Figure dataset records
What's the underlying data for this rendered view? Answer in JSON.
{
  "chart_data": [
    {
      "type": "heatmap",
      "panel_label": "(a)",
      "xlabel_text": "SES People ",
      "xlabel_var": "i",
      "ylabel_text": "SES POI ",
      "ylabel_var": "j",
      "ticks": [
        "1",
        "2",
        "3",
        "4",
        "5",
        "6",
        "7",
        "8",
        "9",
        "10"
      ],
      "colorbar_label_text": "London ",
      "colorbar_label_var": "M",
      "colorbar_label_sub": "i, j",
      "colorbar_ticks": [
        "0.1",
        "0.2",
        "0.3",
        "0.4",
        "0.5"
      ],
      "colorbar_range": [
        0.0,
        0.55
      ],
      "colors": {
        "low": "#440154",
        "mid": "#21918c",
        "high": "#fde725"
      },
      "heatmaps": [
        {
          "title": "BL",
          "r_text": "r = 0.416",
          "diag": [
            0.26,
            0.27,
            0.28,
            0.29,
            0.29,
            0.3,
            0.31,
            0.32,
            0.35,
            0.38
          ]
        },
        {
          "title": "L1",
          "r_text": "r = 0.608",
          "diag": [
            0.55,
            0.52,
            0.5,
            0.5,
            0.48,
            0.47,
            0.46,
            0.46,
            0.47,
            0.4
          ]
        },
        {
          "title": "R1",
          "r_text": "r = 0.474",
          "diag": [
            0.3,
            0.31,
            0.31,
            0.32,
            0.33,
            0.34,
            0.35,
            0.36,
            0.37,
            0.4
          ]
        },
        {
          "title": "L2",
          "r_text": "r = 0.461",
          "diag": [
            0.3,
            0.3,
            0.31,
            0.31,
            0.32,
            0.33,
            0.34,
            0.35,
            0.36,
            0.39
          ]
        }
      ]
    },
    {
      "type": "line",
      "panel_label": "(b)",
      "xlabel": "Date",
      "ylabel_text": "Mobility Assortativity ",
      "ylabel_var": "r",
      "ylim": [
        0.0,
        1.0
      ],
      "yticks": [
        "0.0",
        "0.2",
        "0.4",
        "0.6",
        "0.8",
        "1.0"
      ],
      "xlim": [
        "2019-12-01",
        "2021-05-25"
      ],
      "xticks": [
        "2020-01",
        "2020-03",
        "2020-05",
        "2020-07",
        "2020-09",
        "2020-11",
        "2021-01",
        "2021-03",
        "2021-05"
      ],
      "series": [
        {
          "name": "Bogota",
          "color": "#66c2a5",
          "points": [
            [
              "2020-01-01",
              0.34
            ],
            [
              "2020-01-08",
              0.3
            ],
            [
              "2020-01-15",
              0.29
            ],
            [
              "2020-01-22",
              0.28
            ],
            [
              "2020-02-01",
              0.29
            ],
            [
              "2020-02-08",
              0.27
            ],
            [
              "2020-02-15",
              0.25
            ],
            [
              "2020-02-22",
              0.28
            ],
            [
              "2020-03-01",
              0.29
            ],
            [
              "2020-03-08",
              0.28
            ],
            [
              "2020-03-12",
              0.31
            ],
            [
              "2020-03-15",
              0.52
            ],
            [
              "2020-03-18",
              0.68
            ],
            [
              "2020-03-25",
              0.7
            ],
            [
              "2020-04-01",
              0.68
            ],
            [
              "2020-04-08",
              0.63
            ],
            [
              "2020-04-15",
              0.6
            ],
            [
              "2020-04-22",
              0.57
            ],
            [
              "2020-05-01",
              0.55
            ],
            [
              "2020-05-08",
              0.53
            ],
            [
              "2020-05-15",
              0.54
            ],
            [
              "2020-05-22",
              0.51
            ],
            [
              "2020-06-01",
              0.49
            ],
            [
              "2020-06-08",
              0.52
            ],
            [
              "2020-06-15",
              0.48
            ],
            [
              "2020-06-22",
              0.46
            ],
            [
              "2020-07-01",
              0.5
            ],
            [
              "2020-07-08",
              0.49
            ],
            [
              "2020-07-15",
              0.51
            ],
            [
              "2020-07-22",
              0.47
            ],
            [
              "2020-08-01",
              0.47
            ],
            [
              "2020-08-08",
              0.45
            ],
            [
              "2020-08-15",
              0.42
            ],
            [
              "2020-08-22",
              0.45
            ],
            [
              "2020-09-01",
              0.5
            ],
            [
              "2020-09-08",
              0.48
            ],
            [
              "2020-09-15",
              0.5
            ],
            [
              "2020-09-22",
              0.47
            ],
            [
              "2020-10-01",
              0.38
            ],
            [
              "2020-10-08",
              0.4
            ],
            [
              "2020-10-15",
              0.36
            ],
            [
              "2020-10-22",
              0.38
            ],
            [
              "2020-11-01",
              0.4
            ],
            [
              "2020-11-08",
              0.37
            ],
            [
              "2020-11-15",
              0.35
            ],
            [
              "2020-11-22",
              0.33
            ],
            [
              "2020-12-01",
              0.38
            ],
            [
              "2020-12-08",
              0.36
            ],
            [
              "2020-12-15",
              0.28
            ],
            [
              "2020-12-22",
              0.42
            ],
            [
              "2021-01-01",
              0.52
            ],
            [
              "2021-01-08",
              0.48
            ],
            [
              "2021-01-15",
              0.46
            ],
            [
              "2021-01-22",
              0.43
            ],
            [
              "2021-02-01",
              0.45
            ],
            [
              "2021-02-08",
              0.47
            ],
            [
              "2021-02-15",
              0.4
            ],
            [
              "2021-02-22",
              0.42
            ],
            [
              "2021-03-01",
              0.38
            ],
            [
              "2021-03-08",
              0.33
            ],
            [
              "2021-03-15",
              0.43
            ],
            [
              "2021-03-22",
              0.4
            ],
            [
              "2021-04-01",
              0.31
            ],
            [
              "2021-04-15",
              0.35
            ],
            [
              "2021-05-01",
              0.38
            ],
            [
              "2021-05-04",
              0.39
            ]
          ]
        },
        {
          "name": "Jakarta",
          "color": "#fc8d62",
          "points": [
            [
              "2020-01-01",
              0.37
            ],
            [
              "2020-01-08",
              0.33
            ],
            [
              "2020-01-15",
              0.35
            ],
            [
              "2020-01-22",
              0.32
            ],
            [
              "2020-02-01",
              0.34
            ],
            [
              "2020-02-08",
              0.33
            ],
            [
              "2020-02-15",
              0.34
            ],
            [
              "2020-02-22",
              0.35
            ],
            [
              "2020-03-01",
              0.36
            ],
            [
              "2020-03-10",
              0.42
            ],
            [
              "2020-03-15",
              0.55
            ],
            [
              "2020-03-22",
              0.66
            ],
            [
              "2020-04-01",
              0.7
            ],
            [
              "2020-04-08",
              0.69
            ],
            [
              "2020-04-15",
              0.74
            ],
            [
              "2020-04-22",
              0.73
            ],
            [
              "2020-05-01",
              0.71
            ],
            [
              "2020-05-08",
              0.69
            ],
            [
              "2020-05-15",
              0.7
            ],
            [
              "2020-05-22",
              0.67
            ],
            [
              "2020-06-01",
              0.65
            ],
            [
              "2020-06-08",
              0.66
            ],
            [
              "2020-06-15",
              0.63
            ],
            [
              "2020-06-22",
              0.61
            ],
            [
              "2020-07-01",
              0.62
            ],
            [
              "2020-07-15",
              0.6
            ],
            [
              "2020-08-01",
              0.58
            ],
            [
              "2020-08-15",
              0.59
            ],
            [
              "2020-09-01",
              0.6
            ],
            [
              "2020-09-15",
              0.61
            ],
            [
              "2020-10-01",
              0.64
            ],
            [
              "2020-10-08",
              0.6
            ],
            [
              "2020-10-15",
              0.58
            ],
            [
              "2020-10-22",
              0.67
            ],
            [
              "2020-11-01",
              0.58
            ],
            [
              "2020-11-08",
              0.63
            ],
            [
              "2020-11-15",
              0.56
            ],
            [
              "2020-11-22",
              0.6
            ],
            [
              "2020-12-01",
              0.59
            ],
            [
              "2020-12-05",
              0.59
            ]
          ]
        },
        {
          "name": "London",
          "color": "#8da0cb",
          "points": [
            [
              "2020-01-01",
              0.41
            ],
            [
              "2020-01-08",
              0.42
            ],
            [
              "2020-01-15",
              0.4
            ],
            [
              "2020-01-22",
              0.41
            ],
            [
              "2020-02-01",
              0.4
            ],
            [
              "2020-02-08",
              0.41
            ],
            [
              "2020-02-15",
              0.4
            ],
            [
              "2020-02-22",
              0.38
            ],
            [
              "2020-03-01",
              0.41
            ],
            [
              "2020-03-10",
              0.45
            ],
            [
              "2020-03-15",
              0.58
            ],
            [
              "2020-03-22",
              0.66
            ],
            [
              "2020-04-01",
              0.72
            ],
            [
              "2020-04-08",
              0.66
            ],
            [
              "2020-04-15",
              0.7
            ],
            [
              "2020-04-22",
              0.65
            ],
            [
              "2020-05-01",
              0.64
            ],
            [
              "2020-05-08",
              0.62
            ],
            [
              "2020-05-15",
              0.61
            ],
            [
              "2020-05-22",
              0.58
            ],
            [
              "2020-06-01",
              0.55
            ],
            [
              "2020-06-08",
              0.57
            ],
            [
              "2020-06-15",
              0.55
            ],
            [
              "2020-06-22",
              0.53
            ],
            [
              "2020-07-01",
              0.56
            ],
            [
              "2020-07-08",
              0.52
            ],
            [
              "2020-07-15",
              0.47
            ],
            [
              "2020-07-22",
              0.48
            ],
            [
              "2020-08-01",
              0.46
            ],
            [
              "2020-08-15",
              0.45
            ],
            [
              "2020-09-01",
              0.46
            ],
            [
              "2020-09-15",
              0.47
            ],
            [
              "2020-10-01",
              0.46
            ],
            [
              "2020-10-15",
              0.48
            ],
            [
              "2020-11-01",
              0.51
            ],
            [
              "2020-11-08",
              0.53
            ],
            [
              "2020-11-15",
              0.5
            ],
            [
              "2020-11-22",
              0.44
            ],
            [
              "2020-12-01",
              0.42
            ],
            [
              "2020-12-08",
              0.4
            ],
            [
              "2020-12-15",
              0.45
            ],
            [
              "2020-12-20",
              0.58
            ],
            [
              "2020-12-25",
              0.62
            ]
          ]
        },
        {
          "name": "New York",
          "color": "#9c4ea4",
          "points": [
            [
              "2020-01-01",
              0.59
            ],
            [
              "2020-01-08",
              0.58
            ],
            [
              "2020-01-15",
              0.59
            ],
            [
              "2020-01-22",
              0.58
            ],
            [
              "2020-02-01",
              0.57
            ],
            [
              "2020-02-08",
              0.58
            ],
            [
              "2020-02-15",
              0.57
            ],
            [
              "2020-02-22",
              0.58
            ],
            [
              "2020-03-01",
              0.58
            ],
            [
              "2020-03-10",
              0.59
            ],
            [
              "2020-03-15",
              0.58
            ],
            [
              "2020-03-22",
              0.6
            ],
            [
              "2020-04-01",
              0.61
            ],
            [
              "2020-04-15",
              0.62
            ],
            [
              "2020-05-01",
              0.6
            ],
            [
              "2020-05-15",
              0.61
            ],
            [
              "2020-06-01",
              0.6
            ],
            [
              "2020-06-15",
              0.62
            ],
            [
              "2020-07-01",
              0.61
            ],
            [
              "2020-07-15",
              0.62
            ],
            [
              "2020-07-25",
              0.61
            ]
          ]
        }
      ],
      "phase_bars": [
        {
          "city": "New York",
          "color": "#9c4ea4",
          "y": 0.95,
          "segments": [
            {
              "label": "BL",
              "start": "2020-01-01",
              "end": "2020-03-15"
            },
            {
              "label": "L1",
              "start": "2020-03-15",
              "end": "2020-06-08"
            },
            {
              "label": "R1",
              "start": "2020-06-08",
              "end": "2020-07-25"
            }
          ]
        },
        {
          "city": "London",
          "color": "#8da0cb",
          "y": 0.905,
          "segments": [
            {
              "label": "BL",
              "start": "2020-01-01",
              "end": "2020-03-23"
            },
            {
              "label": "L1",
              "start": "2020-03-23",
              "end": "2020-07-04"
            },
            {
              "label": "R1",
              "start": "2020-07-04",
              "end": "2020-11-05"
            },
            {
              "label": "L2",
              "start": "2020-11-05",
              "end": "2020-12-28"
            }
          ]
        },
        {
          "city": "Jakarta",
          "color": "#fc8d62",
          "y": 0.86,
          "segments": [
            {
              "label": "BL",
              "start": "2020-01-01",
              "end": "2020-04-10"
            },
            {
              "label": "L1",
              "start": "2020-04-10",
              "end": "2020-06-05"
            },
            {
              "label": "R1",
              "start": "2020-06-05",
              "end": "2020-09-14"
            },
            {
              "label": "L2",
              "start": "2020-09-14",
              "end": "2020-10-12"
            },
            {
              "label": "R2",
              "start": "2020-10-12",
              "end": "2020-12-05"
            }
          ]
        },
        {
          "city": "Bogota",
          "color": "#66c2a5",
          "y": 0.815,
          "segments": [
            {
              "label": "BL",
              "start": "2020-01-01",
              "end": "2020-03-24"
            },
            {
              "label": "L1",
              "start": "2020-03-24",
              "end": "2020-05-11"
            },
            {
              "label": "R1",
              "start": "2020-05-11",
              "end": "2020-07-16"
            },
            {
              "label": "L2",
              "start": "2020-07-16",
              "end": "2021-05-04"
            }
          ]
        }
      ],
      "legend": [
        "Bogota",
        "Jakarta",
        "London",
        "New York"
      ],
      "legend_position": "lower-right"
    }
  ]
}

__GIVEN INSTRUCTION__:
Tally the lines of the listing in which the word "city" occurs, and state the total alone.

__WORKED ANSWER__:
4